What is being asked:
Can you write out these entries again with every "feeder school" switched to "source school" and nothing else altered?
**** Material for this exercise ****
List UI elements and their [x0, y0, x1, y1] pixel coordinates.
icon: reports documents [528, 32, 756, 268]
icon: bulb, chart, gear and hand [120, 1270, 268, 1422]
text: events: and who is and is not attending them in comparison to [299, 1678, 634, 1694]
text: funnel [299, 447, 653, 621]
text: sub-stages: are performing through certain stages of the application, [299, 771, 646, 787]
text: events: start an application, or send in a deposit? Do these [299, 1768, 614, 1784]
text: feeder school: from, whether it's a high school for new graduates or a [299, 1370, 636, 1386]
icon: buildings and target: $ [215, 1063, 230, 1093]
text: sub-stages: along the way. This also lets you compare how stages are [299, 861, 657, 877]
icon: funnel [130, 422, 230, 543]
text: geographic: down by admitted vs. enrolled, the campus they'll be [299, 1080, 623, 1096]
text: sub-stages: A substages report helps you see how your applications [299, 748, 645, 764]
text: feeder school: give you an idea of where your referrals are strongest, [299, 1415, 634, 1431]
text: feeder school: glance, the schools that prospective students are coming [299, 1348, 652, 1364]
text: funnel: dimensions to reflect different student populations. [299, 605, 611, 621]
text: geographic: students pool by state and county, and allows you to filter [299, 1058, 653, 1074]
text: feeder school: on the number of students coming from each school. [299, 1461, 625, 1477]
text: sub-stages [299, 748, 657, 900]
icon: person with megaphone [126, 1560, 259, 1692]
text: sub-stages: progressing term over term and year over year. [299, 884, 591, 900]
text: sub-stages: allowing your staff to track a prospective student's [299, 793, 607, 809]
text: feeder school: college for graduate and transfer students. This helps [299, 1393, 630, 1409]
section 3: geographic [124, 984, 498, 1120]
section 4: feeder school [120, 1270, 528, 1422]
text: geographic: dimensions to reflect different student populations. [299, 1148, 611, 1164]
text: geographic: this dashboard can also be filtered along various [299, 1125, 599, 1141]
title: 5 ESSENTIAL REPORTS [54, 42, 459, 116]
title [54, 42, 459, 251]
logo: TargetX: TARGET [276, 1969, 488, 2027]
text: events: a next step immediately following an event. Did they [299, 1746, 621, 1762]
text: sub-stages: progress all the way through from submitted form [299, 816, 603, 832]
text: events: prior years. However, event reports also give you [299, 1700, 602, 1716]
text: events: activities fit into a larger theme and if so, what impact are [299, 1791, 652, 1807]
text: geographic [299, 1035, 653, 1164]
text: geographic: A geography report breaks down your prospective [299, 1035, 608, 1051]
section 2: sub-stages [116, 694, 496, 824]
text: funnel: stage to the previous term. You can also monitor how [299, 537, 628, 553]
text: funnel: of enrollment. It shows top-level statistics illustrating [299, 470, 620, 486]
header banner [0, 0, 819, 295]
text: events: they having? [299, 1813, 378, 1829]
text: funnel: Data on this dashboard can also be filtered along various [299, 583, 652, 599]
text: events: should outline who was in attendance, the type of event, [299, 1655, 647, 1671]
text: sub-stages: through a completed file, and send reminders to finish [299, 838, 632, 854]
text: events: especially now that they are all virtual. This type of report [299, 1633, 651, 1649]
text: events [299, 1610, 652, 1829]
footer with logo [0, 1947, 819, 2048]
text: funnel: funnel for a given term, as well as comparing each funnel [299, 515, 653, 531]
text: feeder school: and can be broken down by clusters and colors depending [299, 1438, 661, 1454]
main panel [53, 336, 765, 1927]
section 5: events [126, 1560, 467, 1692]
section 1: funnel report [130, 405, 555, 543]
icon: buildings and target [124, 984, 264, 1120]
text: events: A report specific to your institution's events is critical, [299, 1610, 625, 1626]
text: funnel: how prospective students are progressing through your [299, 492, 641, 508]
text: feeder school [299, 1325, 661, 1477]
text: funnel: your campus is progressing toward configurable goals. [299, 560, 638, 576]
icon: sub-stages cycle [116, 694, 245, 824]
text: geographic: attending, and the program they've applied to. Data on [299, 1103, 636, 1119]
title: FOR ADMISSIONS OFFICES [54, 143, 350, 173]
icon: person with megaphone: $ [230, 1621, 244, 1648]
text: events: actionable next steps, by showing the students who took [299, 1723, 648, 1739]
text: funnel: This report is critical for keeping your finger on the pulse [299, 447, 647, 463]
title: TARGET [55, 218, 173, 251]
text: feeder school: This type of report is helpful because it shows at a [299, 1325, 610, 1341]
****
Task solution:
List UI elements and their [x0, y0, x1, y1] pixel coordinates.
icon: reports documents [528, 32, 756, 268]
icon: bulb, chart, gear and hand [120, 1270, 268, 1422]
text: events: and who is and is not attending them in comparison to [299, 1678, 634, 1694]
text: funnel [299, 447, 653, 621]
text: sub-stages: are performing through certain stages of the application, [299, 771, 646, 787]
text: events: start an application, or send in a deposit? Do these [299, 1768, 614, 1784]
text: source school: from, whether it's a high school for new graduates or a [299, 1370, 636, 1386]
icon: buildings and target: $ [215, 1063, 230, 1093]
text: sub-stages: along the way. This also lets you compare how stages are [299, 861, 657, 877]
icon: funnel [130, 422, 230, 543]
text: geographic: down by admitted vs. enrolled, the campus they'll be [299, 1080, 623, 1096]
text: sub-stages: A substages report helps you see how your applications [299, 748, 645, 764]
text: source school: give you an idea of where your referrals are strongest, [299, 1415, 634, 1431]
text: source school: glance, the schools that prospective students are coming [299, 1348, 652, 1364]
text: funnel: dimensions to reflect different student populations. [299, 605, 611, 621]
text: geographic: students pool by state and county, and allows you to filter [299, 1058, 653, 1074]
text: source school: on the number of students coming from each school. [299, 1461, 625, 1477]
text: sub-stages [299, 748, 657, 900]
icon: person with megaphone [126, 1560, 259, 1692]
text: sub-stages: progressing term over term and year over year. [299, 884, 591, 900]
text: sub-stages: allowing your staff to track a prospective student's [299, 793, 607, 809]
text: source school: college for graduate and transfer students. This helps [299, 1393, 630, 1409]
section 3: geographic [124, 984, 498, 1120]
section 4: source school [120, 1270, 528, 1422]
text: geographic: dimensions to reflect different student populations. [299, 1148, 611, 1164]
text: geographic: this dashboard can also be filtered along various [299, 1125, 599, 1141]
title: 5 ESSENTIAL REPORTS [54, 42, 459, 116]
title [54, 42, 459, 251]
logo: TargetX: TARGET [276, 1969, 488, 2027]
text: events: a next step immediately following an event. Did they [299, 1746, 621, 1762]
text: sub-stages: progress all the way through from submitted form [299, 816, 603, 832]
text: events: prior years. However, event reports also give you [299, 1700, 602, 1716]
text: events: activities fit into a larger theme and if so, what impact are [299, 1791, 652, 1807]
text: geographic [299, 1035, 653, 1164]
text: geographic: A geography report breaks down your prospective [299, 1035, 608, 1051]
section 2: sub-stages [116, 694, 496, 824]
text: funnel: stage to the previous term. You can also monitor how [299, 537, 628, 553]
text: funnel: of enrollment. It shows top-level statistics illustrating [299, 470, 620, 486]
header banner [0, 0, 819, 295]
text: events: they having? [299, 1813, 378, 1829]
text: funnel: Data on this dashboard can also be filtered along various [299, 583, 652, 599]
text: events: should outline who was in attendance, the type of event, [299, 1655, 647, 1671]
text: sub-stages: through a completed file, and send reminders to finish [299, 838, 632, 854]
text: events: especially now that they are all virtual. This type of report [299, 1633, 651, 1649]
text: events [299, 1610, 652, 1829]
footer with logo [0, 1947, 819, 2048]
text: funnel: funnel for a given term, as well as comparing each funnel [299, 515, 653, 531]
text: source school: and can be broken down by clusters and colors depending [299, 1438, 661, 1454]
main panel [53, 336, 765, 1927]
section 5: events [126, 1560, 467, 1692]
section 1: funnel report [130, 405, 555, 543]
icon: buildings and target [124, 984, 264, 1120]
text: events: A report specific to your institution's events is critical, [299, 1610, 625, 1626]
text: funnel: how prospective students are progressing through your [299, 492, 641, 508]
text: source school [299, 1325, 661, 1477]
text: funnel: your campus is progressing toward configurable goals. [299, 560, 638, 576]
icon: sub-stages cycle [116, 694, 245, 824]
text: geographic: attending, and the program they've applied to. Data on [299, 1103, 636, 1119]
title: FOR ADMISSIONS OFFICES [54, 143, 350, 173]
icon: person with megaphone: $ [230, 1621, 244, 1648]
text: events: actionable next steps, by showing the students who took [299, 1723, 648, 1739]
text: funnel: This report is critical for keeping your finger on the pulse [299, 447, 647, 463]
title: TARGET [55, 218, 173, 251]
text: source school: This type of report is helpful because it shows at a [299, 1325, 610, 1341]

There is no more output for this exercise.